TASK GOAL =
Without including any images, reproduce each entry exactly.

TASK DATA =
┌──

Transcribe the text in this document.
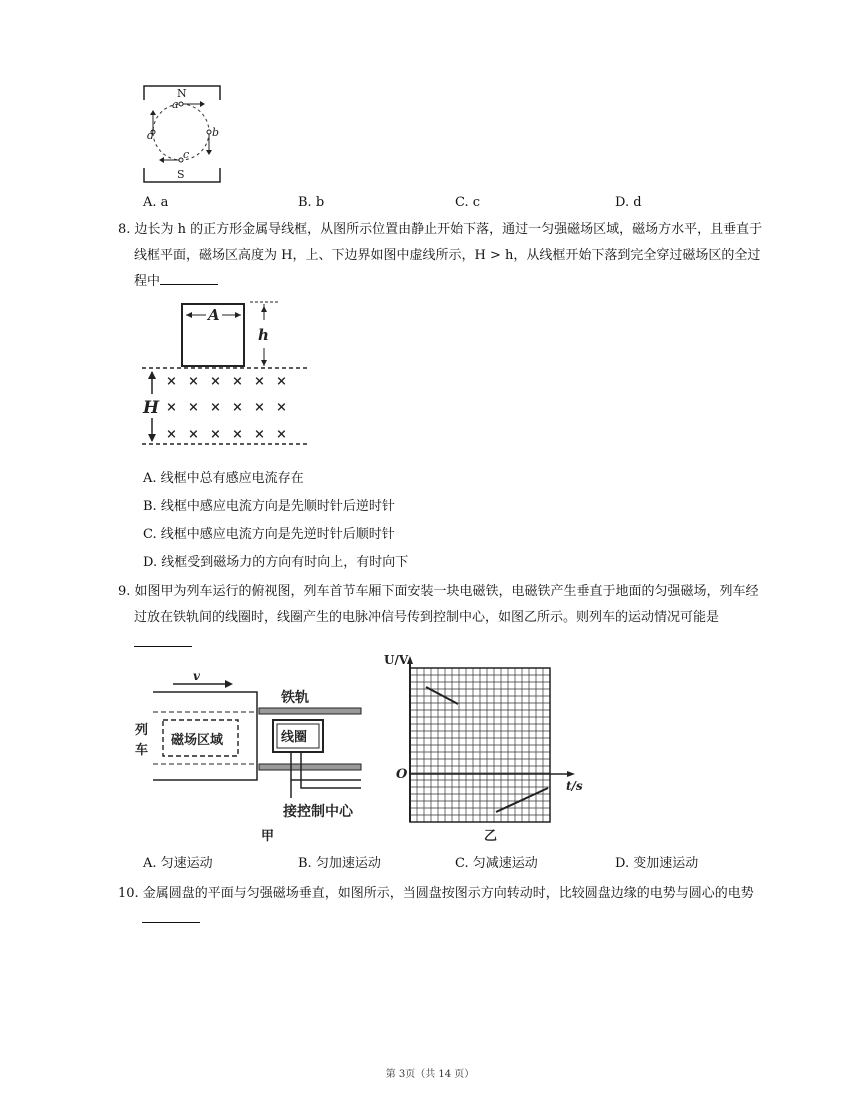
N
S
a
b
c
d
A. a	B. b	C. c	D. d
8. 边长为 h 的正方形金属导线框，从图所示位置由静止开始下落，通过一匀强磁场区域，磁场方水平，且垂直于线框平面，磁场区高度为 H，上、下边界如图中虚线所示，H > h，从线框开始下落到完全穿过磁场区的全过程中
A
h
H
× × × × × ×
× × × × × ×
× × × × × ×
A. 线框中总有感应电流存在
B. 线框中感应电流方向是先顺时针后逆时针
C. 线框中感应电流方向是先逆时针后顺时针
D. 线框受到磁场力的方向有时向上，有时向下
9. 如图甲为列车运行的俯视图，列车首节车厢下面安装一块电磁铁，电磁铁产生垂直于地面的匀强磁场，列车经过放在铁轨间的线圈时，线圈产生的电脉冲信号传到控制中心，如图乙所示。则列车的运动情况可能是
v
磁场区域
列
车
铁轨
线圈
接控制中心
甲
U/V
t/s
O
乙
A. 匀速运动	B. 匀加速运动	C. 匀减速运动	D. 变加速运动
10. 金属圆盘的平面与匀强磁场垂直，如图所示，当圆盘按图示方向转动时，比较圆盘边缘的电势与圆心的电势
第 3页（共 14 页）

└──

REPLY TO THE TASK =
Transcribe the text in this document.
N
S
a
b
c
d
A. a	B. b	C. c	D. d
8. 边长为 h 的正方形金属导线框，从图所示位置由静止开始下落，通过一匀强磁场区域，磁场方水平，且垂直于线框平面，磁场区高度为 H，上、下边界如图中虚线所示，H > h，从线框开始下落到完全穿过磁场区的全过程中
A
h
H
× × × × × ×
× × × × × ×
× × × × × ×
A. 线框中总有感应电流存在
B. 线框中感应电流方向是先顺时针后逆时针
C. 线框中感应电流方向是先逆时针后顺时针
D. 线框受到磁场力的方向有时向上，有时向下
9. 如图甲为列车运行的俯视图，列车首节车厢下面安装一块电磁铁，电磁铁产生垂直于地面的匀强磁场，列车经过放在铁轨间的线圈时，线圈产生的电脉冲信号传到控制中心，如图乙所示。则列车的运动情况可能是
v
磁场区域
列
车
铁轨
线圈
接控制中心
甲
U/V
t/s
O
乙
A. 匀速运动	B. 匀加速运动	C. 匀减速运动	D. 变加速运动
10. 金属圆盘的平面与匀强磁场垂直，如图所示，当圆盘按图示方向转动时，比较圆盘边缘的电势与圆心的电势
第 3页（共 14 页）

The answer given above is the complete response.